## Prompt:
Print out the material that follows word for word.

## Record extracts:
▼

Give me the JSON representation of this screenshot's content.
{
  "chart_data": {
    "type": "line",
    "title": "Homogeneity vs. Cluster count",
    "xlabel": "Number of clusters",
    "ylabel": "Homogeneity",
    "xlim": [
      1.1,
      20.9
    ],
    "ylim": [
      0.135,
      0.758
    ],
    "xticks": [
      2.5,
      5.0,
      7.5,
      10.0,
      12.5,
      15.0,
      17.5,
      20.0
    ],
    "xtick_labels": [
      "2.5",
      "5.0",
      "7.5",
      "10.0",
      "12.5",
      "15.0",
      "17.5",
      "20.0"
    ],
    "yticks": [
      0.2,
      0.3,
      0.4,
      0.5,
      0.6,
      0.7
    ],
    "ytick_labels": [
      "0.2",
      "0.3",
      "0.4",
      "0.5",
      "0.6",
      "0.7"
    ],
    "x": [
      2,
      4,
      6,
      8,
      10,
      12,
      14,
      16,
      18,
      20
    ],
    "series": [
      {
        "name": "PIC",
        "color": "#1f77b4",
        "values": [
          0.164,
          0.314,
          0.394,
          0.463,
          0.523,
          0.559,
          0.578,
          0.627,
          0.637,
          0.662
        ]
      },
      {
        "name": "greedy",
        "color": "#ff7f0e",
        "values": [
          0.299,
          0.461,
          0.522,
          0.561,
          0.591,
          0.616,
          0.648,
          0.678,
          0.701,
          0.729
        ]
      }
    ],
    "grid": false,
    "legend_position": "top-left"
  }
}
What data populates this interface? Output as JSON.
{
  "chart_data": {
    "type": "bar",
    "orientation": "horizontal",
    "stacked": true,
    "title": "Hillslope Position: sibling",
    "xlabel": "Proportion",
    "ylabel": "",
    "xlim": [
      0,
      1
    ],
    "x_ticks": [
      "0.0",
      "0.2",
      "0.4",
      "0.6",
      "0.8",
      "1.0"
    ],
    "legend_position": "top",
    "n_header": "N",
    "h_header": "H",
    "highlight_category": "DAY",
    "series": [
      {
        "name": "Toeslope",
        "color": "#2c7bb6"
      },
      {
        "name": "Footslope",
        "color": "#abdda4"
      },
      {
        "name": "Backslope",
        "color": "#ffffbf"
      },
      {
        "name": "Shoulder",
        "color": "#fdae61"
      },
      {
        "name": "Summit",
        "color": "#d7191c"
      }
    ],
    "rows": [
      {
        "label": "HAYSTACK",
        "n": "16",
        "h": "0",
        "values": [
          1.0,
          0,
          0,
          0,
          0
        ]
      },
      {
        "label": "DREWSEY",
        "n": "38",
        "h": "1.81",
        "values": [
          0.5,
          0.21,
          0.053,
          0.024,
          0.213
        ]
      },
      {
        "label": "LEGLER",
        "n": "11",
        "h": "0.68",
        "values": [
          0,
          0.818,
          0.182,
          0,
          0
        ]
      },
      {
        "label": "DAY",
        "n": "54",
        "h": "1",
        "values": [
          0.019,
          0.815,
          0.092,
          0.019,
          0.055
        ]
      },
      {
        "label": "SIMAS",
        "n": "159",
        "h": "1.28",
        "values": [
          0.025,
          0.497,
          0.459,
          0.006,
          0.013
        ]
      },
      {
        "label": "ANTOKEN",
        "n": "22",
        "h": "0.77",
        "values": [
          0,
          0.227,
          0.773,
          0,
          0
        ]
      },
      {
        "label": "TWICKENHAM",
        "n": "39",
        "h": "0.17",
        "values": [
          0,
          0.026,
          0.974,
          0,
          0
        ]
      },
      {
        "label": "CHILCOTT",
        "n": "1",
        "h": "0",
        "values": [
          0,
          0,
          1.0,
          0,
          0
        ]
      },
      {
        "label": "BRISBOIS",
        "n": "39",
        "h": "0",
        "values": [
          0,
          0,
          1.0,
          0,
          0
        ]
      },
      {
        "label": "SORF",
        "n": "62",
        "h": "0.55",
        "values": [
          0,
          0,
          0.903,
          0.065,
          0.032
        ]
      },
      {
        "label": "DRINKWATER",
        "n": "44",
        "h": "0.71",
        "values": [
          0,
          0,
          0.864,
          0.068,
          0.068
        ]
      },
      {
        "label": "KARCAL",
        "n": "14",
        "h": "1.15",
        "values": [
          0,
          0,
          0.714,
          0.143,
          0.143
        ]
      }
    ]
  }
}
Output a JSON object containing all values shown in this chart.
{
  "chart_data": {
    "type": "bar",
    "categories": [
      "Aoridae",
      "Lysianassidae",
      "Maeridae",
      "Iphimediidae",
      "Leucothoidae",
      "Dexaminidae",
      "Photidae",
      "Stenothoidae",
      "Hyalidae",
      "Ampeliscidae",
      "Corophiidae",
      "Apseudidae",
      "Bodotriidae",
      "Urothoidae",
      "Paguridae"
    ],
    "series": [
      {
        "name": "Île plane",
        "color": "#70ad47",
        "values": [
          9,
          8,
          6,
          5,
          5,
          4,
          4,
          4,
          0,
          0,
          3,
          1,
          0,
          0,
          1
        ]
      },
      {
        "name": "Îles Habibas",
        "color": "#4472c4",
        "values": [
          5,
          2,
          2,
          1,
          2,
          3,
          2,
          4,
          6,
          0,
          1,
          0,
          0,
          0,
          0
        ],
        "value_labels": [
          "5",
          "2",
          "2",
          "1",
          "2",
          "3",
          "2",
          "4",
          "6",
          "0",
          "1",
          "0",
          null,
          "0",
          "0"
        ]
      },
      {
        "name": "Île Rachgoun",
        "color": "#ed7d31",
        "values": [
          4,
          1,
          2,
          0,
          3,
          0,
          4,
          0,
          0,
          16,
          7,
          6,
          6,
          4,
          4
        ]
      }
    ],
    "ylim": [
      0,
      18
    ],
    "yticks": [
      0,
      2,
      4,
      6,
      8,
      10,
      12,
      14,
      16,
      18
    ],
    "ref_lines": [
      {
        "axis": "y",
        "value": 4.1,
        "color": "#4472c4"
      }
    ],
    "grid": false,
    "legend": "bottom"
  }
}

▲

## Result of this exercise:
Give me the JSON representation of this screenshot's content.
{
  "chart_data": {
    "type": "line",
    "title": "Homogeneity vs. Cluster count",
    "xlabel": "Number of clusters",
    "ylabel": "Homogeneity",
    "xlim": [
      1.1,
      20.9
    ],
    "ylim": [
      0.135,
      0.758
    ],
    "xticks": [
      2.5,
      5.0,
      7.5,
      10.0,
      12.5,
      15.0,
      17.5,
      20.0
    ],
    "xtick_labels": [
      "2.5",
      "5.0",
      "7.5",
      "10.0",
      "12.5",
      "15.0",
      "17.5",
      "20.0"
    ],
    "yticks": [
      0.2,
      0.3,
      0.4,
      0.5,
      0.6,
      0.7
    ],
    "ytick_labels": [
      "0.2",
      "0.3",
      "0.4",
      "0.5",
      "0.6",
      "0.7"
    ],
    "x": [
      2,
      4,
      6,
      8,
      10,
      12,
      14,
      16,
      18,
      20
    ],
    "series": [
      {
        "name": "PIC",
        "color": "#1f77b4",
        "values": [
          0.164,
          0.314,
          0.394,
          0.463,
          0.523,
          0.559,
          0.578,
          0.627,
          0.637,
          0.662
        ]
      },
      {
        "name": "greedy",
        "color": "#ff7f0e",
        "values": [
          0.299,
          0.461,
          0.522,
          0.561,
          0.591,
          0.616,
          0.648,
          0.678,
          0.701,
          0.729
        ]
      }
    ],
    "grid": false,
    "legend_position": "top-left"
  }
}
What data populates this interface? Output as JSON.
{
  "chart_data": {
    "type": "bar",
    "orientation": "horizontal",
    "stacked": true,
    "title": "Hillslope Position: sibling",
    "xlabel": "Proportion",
    "ylabel": "",
    "xlim": [
      0,
      1
    ],
    "x_ticks": [
      "0.0",
      "0.2",
      "0.4",
      "0.6",
      "0.8",
      "1.0"
    ],
    "legend_position": "top",
    "n_header": "N",
    "h_header": "H",
    "highlight_category": "DAY",
    "series": [
      {
        "name": "Toeslope",
        "color": "#2c7bb6"
      },
      {
        "name": "Footslope",
        "color": "#abdda4"
      },
      {
        "name": "Backslope",
        "color": "#ffffbf"
      },
      {
        "name": "Shoulder",
        "color": "#fdae61"
      },
      {
        "name": "Summit",
        "color": "#d7191c"
      }
    ],
    "rows": [
      {
        "label": "HAYSTACK",
        "n": "16",
        "h": "0",
        "values": [
          1.0,
          0,
          0,
          0,
          0
        ]
      },
      {
        "label": "DREWSEY",
        "n": "38",
        "h": "1.81",
        "values": [
          0.5,
          0.21,
          0.053,
          0.024,
          0.213
        ]
      },
      {
        "label": "LEGLER",
        "n": "11",
        "h": "0.68",
        "values": [
          0,
          0.818,
          0.182,
          0,
          0
        ]
      },
      {
        "label": "DAY",
        "n": "54",
        "h": "1",
        "values": [
          0.019,
          0.815,
          0.092,
          0.019,
          0.055
        ]
      },
      {
        "label": "SIMAS",
        "n": "159",
        "h": "1.28",
        "values": [
          0.025,
          0.497,
          0.459,
          0.006,
          0.013
        ]
      },
      {
        "label": "ANTOKEN",
        "n": "22",
        "h": "0.77",
        "values": [
          0,
          0.227,
          0.773,
          0,
          0
        ]
      },
      {
        "label": "TWICKENHAM",
        "n": "39",
        "h": "0.17",
        "values": [
          0,
          0.026,
          0.974,
          0,
          0
        ]
      },
      {
        "label": "CHILCOTT",
        "n": "1",
        "h": "0",
        "values": [
          0,
          0,
          1.0,
          0,
          0
        ]
      },
      {
        "label": "BRISBOIS",
        "n": "39",
        "h": "0",
        "values": [
          0,
          0,
          1.0,
          0,
          0
        ]
      },
      {
        "label": "SORF",
        "n": "62",
        "h": "0.55",
        "values": [
          0,
          0,
          0.903,
          0.065,
          0.032
        ]
      },
      {
        "label": "DRINKWATER",
        "n": "44",
        "h": "0.71",
        "values": [
          0,
          0,
          0.864,
          0.068,
          0.068
        ]
      },
      {
        "label": "KARCAL",
        "n": "14",
        "h": "1.15",
        "values": [
          0,
          0,
          0.714,
          0.143,
          0.143
        ]
      }
    ]
  }
}
Output a JSON object containing all values shown in this chart.
{
  "chart_data": {
    "type": "bar",
    "categories": [
      "Aoridae",
      "Lysianassidae",
      "Maeridae",
      "Iphimediidae",
      "Leucothoidae",
      "Dexaminidae",
      "Photidae",
      "Stenothoidae",
      "Hyalidae",
      "Ampeliscidae",
      "Corophiidae",
      "Apseudidae",
      "Bodotriidae",
      "Urothoidae",
      "Paguridae"
    ],
    "series": [
      {
        "name": "Île plane",
        "color": "#70ad47",
        "values": [
          9,
          8,
          6,
          5,
          5,
          4,
          4,
          4,
          0,
          0,
          3,
          1,
          0,
          0,
          1
        ]
      },
      {
        "name": "Îles Habibas",
        "color": "#4472c4",
        "values": [
          5,
          2,
          2,
          1,
          2,
          3,
          2,
          4,
          6,
          0,
          1,
          0,
          0,
          0,
          0
        ],
        "value_labels": [
          "5",
          "2",
          "2",
          "1",
          "2",
          "3",
          "2",
          "4",
          "6",
          "0",
          "1",
          "0",
          null,
          "0",
          "0"
        ]
      },
      {
        "name": "Île Rachgoun",
        "color": "#ed7d31",
        "values": [
          4,
          1,
          2,
          0,
          3,
          0,
          4,
          0,
          0,
          16,
          7,
          6,
          6,
          4,
          4
        ]
      }
    ],
    "ylim": [
      0,
      18
    ],
    "yticks": [
      0,
      2,
      4,
      6,
      8,
      10,
      12,
      14,
      16,
      18
    ],
    "ref_lines": [
      {
        "axis": "y",
        "value": 4.1,
        "color": "#4472c4"
      }
    ],
    "grid": false,
    "legend": "bottom"
  }
}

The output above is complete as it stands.